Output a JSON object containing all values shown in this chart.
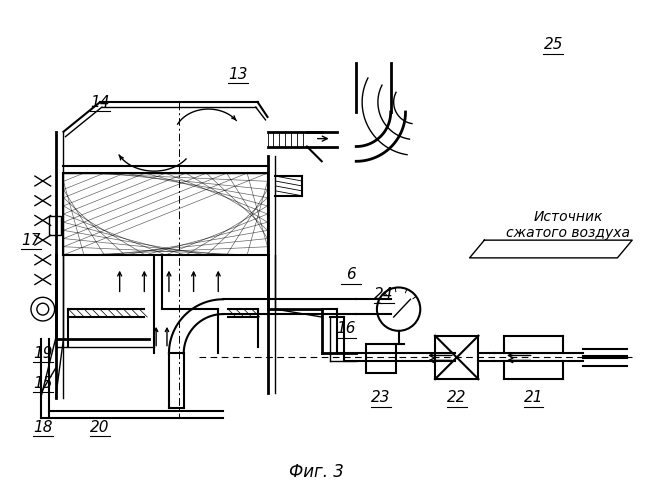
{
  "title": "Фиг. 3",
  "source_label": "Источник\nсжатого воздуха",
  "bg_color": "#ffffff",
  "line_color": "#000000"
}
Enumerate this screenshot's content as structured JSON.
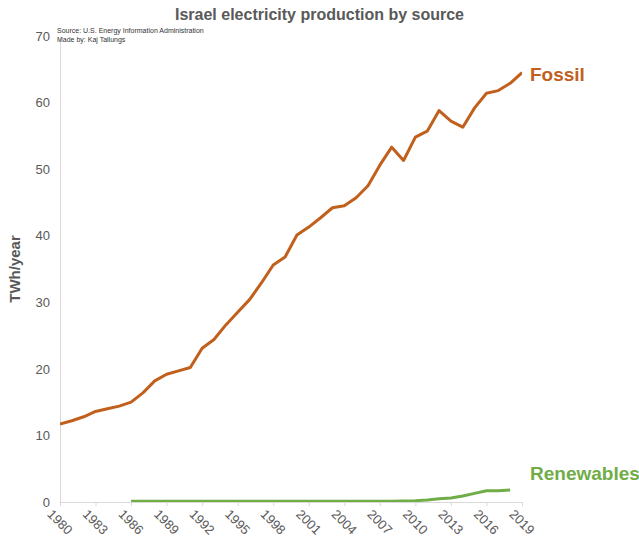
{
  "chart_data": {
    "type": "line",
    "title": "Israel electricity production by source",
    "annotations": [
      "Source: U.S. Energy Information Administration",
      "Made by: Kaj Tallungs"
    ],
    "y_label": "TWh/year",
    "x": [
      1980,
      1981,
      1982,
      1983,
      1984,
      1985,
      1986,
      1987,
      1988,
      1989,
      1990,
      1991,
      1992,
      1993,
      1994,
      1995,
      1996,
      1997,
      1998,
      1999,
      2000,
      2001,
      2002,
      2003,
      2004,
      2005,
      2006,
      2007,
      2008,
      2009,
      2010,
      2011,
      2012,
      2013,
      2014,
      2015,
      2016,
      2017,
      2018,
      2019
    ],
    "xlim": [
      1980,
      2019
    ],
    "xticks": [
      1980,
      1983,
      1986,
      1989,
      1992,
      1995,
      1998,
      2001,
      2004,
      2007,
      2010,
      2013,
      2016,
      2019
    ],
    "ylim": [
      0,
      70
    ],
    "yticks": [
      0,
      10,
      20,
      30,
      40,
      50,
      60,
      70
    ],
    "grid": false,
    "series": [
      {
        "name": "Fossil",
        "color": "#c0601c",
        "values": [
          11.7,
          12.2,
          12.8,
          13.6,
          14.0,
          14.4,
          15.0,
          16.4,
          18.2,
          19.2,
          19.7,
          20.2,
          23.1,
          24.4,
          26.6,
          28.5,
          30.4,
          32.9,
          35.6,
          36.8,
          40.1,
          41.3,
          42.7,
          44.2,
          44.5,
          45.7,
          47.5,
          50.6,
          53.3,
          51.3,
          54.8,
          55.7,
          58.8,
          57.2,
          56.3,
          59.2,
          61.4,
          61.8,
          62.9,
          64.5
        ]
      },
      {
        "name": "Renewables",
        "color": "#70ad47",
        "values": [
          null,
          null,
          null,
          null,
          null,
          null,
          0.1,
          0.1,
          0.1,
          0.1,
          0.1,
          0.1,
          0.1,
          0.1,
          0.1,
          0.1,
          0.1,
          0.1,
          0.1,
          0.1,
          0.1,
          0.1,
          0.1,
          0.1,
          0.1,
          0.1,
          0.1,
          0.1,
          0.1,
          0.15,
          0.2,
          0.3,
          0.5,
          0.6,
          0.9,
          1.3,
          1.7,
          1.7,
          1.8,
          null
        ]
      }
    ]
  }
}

+ + + +

### EXERCISE DESCRIPTION
Copy the listing word for word, excluding its pictures.

### TASK RESPONSE
Output a JSON object containing all values shown in this chart.
{
  "title": "Фиг. 3",
  "source_label": "Источник\nсжатого воздуха",
  "bg_color": "#ffffff",
  "line_color": "#000000"
}
Enumerate this screenshot's content as structured JSON.
{
  "chart_data": {
    "type": "line",
    "title": "Israel electricity production by source",
    "annotations": [
      "Source: U.S. Energy Information Administration",
      "Made by: Kaj Tallungs"
    ],
    "y_label": "TWh/year",
    "x": [
      1980,
      1981,
      1982,
      1983,
      1984,
      1985,
      1986,
      1987,
      1988,
      1989,
      1990,
      1991,
      1992,
      1993,
      1994,
      1995,
      1996,
      1997,
      1998,
      1999,
      2000,
      2001,
      2002,
      2003,
      2004,
      2005,
      2006,
      2007,
      2008,
      2009,
      2010,
      2011,
      2012,
      2013,
      2014,
      2015,
      2016,
      2017,
      2018,
      2019
    ],
    "xlim": [
      1980,
      2019
    ],
    "xticks": [
      1980,
      1983,
      1986,
      1989,
      1992,
      1995,
      1998,
      2001,
      2004,
      2007,
      2010,
      2013,
      2016,
      2019
    ],
    "ylim": [
      0,
      70
    ],
    "yticks": [
      0,
      10,
      20,
      30,
      40,
      50,
      60,
      70
    ],
    "grid": false,
    "series": [
      {
        "name": "Fossil",
        "color": "#c0601c",
        "values": [
          11.7,
          12.2,
          12.8,
          13.6,
          14.0,
          14.4,
          15.0,
          16.4,
          18.2,
          19.2,
          19.7,
          20.2,
          23.1,
          24.4,
          26.6,
          28.5,
          30.4,
          32.9,
          35.6,
          36.8,
          40.1,
          41.3,
          42.7,
          44.2,
          44.5,
          45.7,
          47.5,
          50.6,
          53.3,
          51.3,
          54.8,
          55.7,
          58.8,
          57.2,
          56.3,
          59.2,
          61.4,
          61.8,
          62.9,
          64.5
        ]
      },
      {
        "name": "Renewables",
        "color": "#70ad47",
        "values": [
          null,
          null,
          null,
          null,
          null,
          null,
          0.1,
          0.1,
          0.1,
          0.1,
          0.1,
          0.1,
          0.1,
          0.1,
          0.1,
          0.1,
          0.1,
          0.1,
          0.1,
          0.1,
          0.1,
          0.1,
          0.1,
          0.1,
          0.1,
          0.1,
          0.1,
          0.1,
          0.1,
          0.15,
          0.2,
          0.3,
          0.5,
          0.6,
          0.9,
          1.3,
          1.7,
          1.7,
          1.8,
          null
        ]
      }
    ]
  }
}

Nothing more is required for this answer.